[Box annotation data]
** start **

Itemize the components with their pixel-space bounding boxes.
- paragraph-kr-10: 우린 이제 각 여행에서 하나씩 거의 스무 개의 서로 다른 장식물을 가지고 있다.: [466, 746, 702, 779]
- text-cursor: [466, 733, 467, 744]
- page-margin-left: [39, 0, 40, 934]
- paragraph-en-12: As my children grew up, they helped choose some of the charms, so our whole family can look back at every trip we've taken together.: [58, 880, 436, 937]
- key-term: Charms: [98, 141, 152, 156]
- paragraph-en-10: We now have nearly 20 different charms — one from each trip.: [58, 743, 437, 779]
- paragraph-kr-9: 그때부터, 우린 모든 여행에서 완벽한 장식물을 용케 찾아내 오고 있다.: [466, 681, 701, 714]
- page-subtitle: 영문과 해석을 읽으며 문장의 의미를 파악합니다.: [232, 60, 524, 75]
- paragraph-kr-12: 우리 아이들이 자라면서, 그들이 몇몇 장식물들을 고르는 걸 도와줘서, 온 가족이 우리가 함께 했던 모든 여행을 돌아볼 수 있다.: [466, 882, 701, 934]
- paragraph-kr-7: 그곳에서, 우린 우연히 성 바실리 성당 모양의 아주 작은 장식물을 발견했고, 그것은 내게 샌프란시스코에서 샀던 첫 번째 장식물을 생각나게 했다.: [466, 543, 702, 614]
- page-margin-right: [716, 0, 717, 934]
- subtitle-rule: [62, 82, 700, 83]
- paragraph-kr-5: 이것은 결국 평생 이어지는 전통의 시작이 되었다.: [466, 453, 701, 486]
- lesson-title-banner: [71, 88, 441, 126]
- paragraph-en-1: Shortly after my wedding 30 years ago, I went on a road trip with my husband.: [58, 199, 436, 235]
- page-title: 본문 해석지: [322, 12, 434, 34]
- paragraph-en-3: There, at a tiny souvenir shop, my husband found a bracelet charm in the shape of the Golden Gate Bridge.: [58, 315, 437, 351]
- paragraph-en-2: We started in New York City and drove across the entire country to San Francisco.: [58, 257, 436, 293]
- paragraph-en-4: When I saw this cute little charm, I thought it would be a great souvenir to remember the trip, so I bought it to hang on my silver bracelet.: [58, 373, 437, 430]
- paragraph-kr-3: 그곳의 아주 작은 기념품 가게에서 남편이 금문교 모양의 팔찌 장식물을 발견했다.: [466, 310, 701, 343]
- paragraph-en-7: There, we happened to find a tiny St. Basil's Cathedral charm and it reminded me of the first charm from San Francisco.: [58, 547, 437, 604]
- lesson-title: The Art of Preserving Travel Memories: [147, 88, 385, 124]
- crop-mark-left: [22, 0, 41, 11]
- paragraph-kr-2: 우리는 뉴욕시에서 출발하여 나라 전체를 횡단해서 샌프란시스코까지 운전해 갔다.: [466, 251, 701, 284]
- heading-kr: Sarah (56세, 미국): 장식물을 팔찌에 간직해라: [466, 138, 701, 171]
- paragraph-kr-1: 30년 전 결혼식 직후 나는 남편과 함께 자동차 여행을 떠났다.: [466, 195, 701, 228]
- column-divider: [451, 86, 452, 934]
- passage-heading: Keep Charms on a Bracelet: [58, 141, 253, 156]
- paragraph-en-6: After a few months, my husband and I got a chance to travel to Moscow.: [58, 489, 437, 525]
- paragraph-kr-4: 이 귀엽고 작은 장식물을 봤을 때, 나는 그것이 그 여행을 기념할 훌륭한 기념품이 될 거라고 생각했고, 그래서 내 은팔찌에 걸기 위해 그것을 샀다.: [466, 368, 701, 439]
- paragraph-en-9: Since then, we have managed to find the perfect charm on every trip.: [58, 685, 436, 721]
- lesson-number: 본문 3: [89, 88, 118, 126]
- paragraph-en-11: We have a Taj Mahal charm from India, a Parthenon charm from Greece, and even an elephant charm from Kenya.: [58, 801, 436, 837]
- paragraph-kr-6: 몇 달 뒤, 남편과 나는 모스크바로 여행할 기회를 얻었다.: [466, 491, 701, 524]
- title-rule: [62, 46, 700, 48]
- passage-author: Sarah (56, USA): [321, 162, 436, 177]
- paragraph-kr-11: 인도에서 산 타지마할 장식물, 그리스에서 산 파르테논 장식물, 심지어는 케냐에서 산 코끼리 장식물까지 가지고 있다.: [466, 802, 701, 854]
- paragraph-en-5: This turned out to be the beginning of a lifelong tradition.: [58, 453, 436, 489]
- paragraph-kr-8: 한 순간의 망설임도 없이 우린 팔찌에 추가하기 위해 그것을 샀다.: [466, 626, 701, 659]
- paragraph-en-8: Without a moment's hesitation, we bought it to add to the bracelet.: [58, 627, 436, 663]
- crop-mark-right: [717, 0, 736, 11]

** end **

Problem details ::
Return every line above that contains the string "subtitle".

Task output ::
- page-subtitle: 영문과 해석을 읽으며 문장의 의미를 파악합니다.: [232, 60, 524, 75]
- subtitle-rule: [62, 82, 700, 83]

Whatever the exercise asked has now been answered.